» **Materials provided**
::::

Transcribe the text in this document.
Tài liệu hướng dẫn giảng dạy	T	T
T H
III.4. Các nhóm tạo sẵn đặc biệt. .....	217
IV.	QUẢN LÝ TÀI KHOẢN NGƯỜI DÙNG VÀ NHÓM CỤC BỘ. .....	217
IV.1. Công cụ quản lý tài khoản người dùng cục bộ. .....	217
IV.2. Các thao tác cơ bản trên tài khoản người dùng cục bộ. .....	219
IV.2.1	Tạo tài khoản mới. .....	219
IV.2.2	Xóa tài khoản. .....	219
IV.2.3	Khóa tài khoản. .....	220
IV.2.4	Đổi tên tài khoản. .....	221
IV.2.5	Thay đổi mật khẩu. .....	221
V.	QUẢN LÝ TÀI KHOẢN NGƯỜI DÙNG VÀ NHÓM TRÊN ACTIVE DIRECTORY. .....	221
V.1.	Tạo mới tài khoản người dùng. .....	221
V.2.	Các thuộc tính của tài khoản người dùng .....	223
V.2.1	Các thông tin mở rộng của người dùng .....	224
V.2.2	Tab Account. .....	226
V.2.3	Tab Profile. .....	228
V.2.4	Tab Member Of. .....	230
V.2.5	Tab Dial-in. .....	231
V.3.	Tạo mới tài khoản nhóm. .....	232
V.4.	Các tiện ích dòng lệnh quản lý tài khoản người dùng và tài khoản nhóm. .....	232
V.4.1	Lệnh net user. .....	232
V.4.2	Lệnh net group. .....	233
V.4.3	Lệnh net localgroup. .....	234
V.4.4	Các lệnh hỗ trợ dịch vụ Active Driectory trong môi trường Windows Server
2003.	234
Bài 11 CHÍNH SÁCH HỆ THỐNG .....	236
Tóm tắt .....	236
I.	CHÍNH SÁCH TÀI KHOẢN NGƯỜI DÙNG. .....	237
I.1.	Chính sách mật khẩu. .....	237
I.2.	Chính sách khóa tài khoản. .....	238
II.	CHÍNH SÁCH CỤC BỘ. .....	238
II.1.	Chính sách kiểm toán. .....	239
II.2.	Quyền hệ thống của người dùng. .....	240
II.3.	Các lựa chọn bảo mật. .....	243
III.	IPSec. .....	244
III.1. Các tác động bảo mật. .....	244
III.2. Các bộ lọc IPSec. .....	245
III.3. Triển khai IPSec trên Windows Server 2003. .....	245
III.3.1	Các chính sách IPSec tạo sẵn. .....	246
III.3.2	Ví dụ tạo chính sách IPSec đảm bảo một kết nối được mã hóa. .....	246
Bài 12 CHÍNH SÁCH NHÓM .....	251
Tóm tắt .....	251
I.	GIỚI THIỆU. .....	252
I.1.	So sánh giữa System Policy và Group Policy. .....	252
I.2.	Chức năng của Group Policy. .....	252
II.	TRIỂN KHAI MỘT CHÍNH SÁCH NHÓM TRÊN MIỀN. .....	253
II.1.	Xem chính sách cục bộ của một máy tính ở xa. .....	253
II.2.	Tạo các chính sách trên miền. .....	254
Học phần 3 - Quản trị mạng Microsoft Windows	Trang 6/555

::::

» **Required work**
Using the listing above, reproduce each line without omission.

» **Task output**
Transcribe the text in this document.
Tài liệu hướng dẫn giảng dạy	T	T
T H
III.4. Các nhóm tạo sẵn đặc biệt. .....	217
IV.	QUẢN LÝ TÀI KHOẢN NGƯỜI DÙNG VÀ NHÓM CỤC BỘ. .....	217
IV.1. Công cụ quản lý tài khoản người dùng cục bộ. .....	217
IV.2. Các thao tác cơ bản trên tài khoản người dùng cục bộ. .....	219
IV.2.1	Tạo tài khoản mới. .....	219
IV.2.2	Xóa tài khoản. .....	219
IV.2.3	Khóa tài khoản. .....	220
IV.2.4	Đổi tên tài khoản. .....	221
IV.2.5	Thay đổi mật khẩu. .....	221
V.	QUẢN LÝ TÀI KHOẢN NGƯỜI DÙNG VÀ NHÓM TRÊN ACTIVE DIRECTORY. .....	221
V.1.	Tạo mới tài khoản người dùng. .....	221
V.2.	Các thuộc tính của tài khoản người dùng .....	223
V.2.1	Các thông tin mở rộng của người dùng .....	224
V.2.2	Tab Account. .....	226
V.2.3	Tab Profile. .....	228
V.2.4	Tab Member Of. .....	230
V.2.5	Tab Dial-in. .....	231
V.3.	Tạo mới tài khoản nhóm. .....	232
V.4.	Các tiện ích dòng lệnh quản lý tài khoản người dùng và tài khoản nhóm. .....	232
V.4.1	Lệnh net user. .....	232
V.4.2	Lệnh net group. .....	233
V.4.3	Lệnh net localgroup. .....	234
V.4.4	Các lệnh hỗ trợ dịch vụ Active Driectory trong môi trường Windows Server
2003.	234
Bài 11 CHÍNH SÁCH HỆ THỐNG .....	236
Tóm tắt .....	236
I.	CHÍNH SÁCH TÀI KHOẢN NGƯỜI DÙNG. .....	237
I.1.	Chính sách mật khẩu. .....	237
I.2.	Chính sách khóa tài khoản. .....	238
II.	CHÍNH SÁCH CỤC BỘ. .....	238
II.1.	Chính sách kiểm toán. .....	239
II.2.	Quyền hệ thống của người dùng. .....	240
II.3.	Các lựa chọn bảo mật. .....	243
III.	IPSec. .....	244
III.1. Các tác động bảo mật. .....	244
III.2. Các bộ lọc IPSec. .....	245
III.3. Triển khai IPSec trên Windows Server 2003. .....	245
III.3.1	Các chính sách IPSec tạo sẵn. .....	246
III.3.2	Ví dụ tạo chính sách IPSec đảm bảo một kết nối được mã hóa. .....	246
Bài 12 CHÍNH SÁCH NHÓM .....	251
Tóm tắt .....	251
I.	GIỚI THIỆU. .....	252
I.1.	So sánh giữa System Policy và Group Policy. .....	252
I.2.	Chức năng của Group Policy. .....	252
II.	TRIỂN KHAI MỘT CHÍNH SÁCH NHÓM TRÊN MIỀN. .....	253
II.1.	Xem chính sách cục bộ của một máy tính ở xa. .....	253
II.2.	Tạo các chính sách trên miền. .....	254
Học phần 3 - Quản trị mạng Microsoft Windows	Trang 6/555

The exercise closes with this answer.